— BEGIN Data shown —

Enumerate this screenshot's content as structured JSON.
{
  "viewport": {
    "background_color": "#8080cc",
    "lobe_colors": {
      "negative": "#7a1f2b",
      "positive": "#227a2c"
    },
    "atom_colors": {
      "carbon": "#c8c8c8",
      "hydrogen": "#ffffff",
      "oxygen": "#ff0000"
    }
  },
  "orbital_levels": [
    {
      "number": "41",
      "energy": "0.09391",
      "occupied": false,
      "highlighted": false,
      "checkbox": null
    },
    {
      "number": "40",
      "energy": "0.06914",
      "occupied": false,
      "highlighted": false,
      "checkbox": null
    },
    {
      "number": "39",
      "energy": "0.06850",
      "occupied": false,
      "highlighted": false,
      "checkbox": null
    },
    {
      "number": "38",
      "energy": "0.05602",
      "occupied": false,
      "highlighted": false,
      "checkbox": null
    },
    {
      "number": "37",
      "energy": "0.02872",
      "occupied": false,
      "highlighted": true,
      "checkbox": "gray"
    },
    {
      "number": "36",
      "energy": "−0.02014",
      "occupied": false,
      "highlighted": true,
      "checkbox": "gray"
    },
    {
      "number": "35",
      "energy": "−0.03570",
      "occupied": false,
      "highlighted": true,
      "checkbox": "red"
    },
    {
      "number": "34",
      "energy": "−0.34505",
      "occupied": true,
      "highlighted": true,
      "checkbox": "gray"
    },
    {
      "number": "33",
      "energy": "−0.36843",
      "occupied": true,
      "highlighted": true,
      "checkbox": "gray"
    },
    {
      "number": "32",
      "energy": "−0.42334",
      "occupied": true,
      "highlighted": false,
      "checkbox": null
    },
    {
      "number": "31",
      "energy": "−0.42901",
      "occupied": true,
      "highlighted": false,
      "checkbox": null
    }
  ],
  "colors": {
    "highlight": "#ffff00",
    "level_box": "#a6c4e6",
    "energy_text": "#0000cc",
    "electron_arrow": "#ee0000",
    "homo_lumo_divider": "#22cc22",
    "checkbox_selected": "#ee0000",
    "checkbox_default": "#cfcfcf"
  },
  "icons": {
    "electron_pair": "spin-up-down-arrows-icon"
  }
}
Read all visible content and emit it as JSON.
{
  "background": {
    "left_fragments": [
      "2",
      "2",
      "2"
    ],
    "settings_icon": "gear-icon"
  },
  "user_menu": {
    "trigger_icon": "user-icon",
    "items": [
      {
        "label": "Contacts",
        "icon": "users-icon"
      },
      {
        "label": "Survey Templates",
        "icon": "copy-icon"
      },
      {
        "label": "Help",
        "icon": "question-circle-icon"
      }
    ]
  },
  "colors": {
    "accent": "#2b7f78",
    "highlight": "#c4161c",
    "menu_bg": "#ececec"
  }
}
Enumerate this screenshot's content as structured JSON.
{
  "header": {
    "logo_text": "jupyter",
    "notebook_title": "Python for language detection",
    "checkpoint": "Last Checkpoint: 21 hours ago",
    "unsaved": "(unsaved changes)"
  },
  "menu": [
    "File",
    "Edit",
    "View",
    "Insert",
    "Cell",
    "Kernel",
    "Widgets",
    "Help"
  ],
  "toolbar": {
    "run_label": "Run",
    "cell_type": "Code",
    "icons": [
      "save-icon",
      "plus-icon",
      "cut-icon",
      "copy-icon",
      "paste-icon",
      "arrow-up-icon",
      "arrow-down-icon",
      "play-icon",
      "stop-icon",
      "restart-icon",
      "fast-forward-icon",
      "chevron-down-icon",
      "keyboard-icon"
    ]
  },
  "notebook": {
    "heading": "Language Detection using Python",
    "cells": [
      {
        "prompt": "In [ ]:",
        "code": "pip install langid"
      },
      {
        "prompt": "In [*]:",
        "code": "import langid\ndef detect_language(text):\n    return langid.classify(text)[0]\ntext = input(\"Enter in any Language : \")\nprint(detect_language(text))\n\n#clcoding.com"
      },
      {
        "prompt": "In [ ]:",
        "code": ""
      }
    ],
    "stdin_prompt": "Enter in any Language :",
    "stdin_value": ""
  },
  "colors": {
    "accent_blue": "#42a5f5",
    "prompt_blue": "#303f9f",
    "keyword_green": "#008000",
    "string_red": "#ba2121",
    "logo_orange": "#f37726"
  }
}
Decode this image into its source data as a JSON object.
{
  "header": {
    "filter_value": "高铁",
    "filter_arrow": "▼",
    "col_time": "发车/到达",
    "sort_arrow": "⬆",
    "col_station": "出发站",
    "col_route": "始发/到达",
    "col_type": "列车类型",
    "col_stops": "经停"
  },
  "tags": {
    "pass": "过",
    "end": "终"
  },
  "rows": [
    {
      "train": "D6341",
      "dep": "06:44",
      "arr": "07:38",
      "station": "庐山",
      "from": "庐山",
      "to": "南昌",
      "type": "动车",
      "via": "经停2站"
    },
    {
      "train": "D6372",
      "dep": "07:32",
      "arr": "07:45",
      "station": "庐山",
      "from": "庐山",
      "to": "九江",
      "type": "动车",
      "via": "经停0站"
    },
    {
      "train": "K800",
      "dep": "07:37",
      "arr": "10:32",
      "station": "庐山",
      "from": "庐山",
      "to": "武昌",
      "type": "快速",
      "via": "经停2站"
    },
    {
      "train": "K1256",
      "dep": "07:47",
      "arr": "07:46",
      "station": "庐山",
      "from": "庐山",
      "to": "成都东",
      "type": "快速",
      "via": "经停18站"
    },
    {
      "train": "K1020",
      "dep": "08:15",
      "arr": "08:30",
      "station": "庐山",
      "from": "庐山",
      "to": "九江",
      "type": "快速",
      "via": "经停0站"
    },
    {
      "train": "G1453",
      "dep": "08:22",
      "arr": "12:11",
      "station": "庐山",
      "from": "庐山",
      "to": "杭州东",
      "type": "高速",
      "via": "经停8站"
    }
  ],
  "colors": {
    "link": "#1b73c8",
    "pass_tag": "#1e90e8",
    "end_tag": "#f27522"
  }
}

— END Data shown —

# Aim of the exercise
The records above must be output exactly, in full.

# Exercise result
Enumerate this screenshot's content as structured JSON.
{
  "viewport": {
    "background_color": "#8080cc",
    "lobe_colors": {
      "negative": "#7a1f2b",
      "positive": "#227a2c"
    },
    "atom_colors": {
      "carbon": "#c8c8c8",
      "hydrogen": "#ffffff",
      "oxygen": "#ff0000"
    }
  },
  "orbital_levels": [
    {
      "number": "41",
      "energy": "0.09391",
      "occupied": false,
      "highlighted": false,
      "checkbox": null
    },
    {
      "number": "40",
      "energy": "0.06914",
      "occupied": false,
      "highlighted": false,
      "checkbox": null
    },
    {
      "number": "39",
      "energy": "0.06850",
      "occupied": false,
      "highlighted": false,
      "checkbox": null
    },
    {
      "number": "38",
      "energy": "0.05602",
      "occupied": false,
      "highlighted": false,
      "checkbox": null
    },
    {
      "number": "37",
      "energy": "0.02872",
      "occupied": false,
      "highlighted": true,
      "checkbox": "gray"
    },
    {
      "number": "36",
      "energy": "−0.02014",
      "occupied": false,
      "highlighted": true,
      "checkbox": "gray"
    },
    {
      "number": "35",
      "energy": "−0.03570",
      "occupied": false,
      "highlighted": true,
      "checkbox": "red"
    },
    {
      "number": "34",
      "energy": "−0.34505",
      "occupied": true,
      "highlighted": true,
      "checkbox": "gray"
    },
    {
      "number": "33",
      "energy": "−0.36843",
      "occupied": true,
      "highlighted": true,
      "checkbox": "gray"
    },
    {
      "number": "32",
      "energy": "−0.42334",
      "occupied": true,
      "highlighted": false,
      "checkbox": null
    },
    {
      "number": "31",
      "energy": "−0.42901",
      "occupied": true,
      "highlighted": false,
      "checkbox": null
    }
  ],
  "colors": {
    "highlight": "#ffff00",
    "level_box": "#a6c4e6",
    "energy_text": "#0000cc",
    "electron_arrow": "#ee0000",
    "homo_lumo_divider": "#22cc22",
    "checkbox_selected": "#ee0000",
    "checkbox_default": "#cfcfcf"
  },
  "icons": {
    "electron_pair": "spin-up-down-arrows-icon"
  }
}
Read all visible content and emit it as JSON.
{
  "background": {
    "left_fragments": [
      "2",
      "2",
      "2"
    ],
    "settings_icon": "gear-icon"
  },
  "user_menu": {
    "trigger_icon": "user-icon",
    "items": [
      {
        "label": "Contacts",
        "icon": "users-icon"
      },
      {
        "label": "Survey Templates",
        "icon": "copy-icon"
      },
      {
        "label": "Help",
        "icon": "question-circle-icon"
      }
    ]
  },
  "colors": {
    "accent": "#2b7f78",
    "highlight": "#c4161c",
    "menu_bg": "#ececec"
  }
}
Enumerate this screenshot's content as structured JSON.
{
  "header": {
    "logo_text": "jupyter",
    "notebook_title": "Python for language detection",
    "checkpoint": "Last Checkpoint: 21 hours ago",
    "unsaved": "(unsaved changes)"
  },
  "menu": [
    "File",
    "Edit",
    "View",
    "Insert",
    "Cell",
    "Kernel",
    "Widgets",
    "Help"
  ],
  "toolbar": {
    "run_label": "Run",
    "cell_type": "Code",
    "icons": [
      "save-icon",
      "plus-icon",
      "cut-icon",
      "copy-icon",
      "paste-icon",
      "arrow-up-icon",
      "arrow-down-icon",
      "play-icon",
      "stop-icon",
      "restart-icon",
      "fast-forward-icon",
      "chevron-down-icon",
      "keyboard-icon"
    ]
  },
  "notebook": {
    "heading": "Language Detection using Python",
    "cells": [
      {
        "prompt": "In [ ]:",
        "code": "pip install langid"
      },
      {
        "prompt": "In [*]:",
        "code": "import langid\ndef detect_language(text):\n    return langid.classify(text)[0]\ntext = input(\"Enter in any Language : \")\nprint(detect_language(text))\n\n#clcoding.com"
      },
      {
        "prompt": "In [ ]:",
        "code": ""
      }
    ],
    "stdin_prompt": "Enter in any Language :",
    "stdin_value": ""
  },
  "colors": {
    "accent_blue": "#42a5f5",
    "prompt_blue": "#303f9f",
    "keyword_green": "#008000",
    "string_red": "#ba2121",
    "logo_orange": "#f37726"
  }
}
Decode this image into its source data as a JSON object.
{
  "header": {
    "filter_value": "高铁",
    "filter_arrow": "▼",
    "col_time": "发车/到达",
    "sort_arrow": "⬆",
    "col_station": "出发站",
    "col_route": "始发/到达",
    "col_type": "列车类型",
    "col_stops": "经停"
  },
  "tags": {
    "pass": "过",
    "end": "终"
  },
  "rows": [
    {
      "train": "D6341",
      "dep": "06:44",
      "arr": "07:38",
      "station": "庐山",
      "from": "庐山",
      "to": "南昌",
      "type": "动车",
      "via": "经停2站"
    },
    {
      "train": "D6372",
      "dep": "07:32",
      "arr": "07:45",
      "station": "庐山",
      "from": "庐山",
      "to": "九江",
      "type": "动车",
      "via": "经停0站"
    },
    {
      "train": "K800",
      "dep": "07:37",
      "arr": "10:32",
      "station": "庐山",
      "from": "庐山",
      "to": "武昌",
      "type": "快速",
      "via": "经停2站"
    },
    {
      "train": "K1256",
      "dep": "07:47",
      "arr": "07:46",
      "station": "庐山",
      "from": "庐山",
      "to": "成都东",
      "type": "快速",
      "via": "经停18站"
    },
    {
      "train": "K1020",
      "dep": "08:15",
      "arr": "08:30",
      "station": "庐山",
      "from": "庐山",
      "to": "九江",
      "type": "快速",
      "via": "经停0站"
    },
    {
      "train": "G1453",
      "dep": "08:22",
      "arr": "12:11",
      "station": "庐山",
      "from": "庐山",
      "to": "杭州东",
      "type": "高速",
      "via": "经停8站"
    }
  ],
  "colors": {
    "link": "#1b73c8",
    "pass_tag": "#1e90e8",
    "end_tag": "#f27522"
  }
}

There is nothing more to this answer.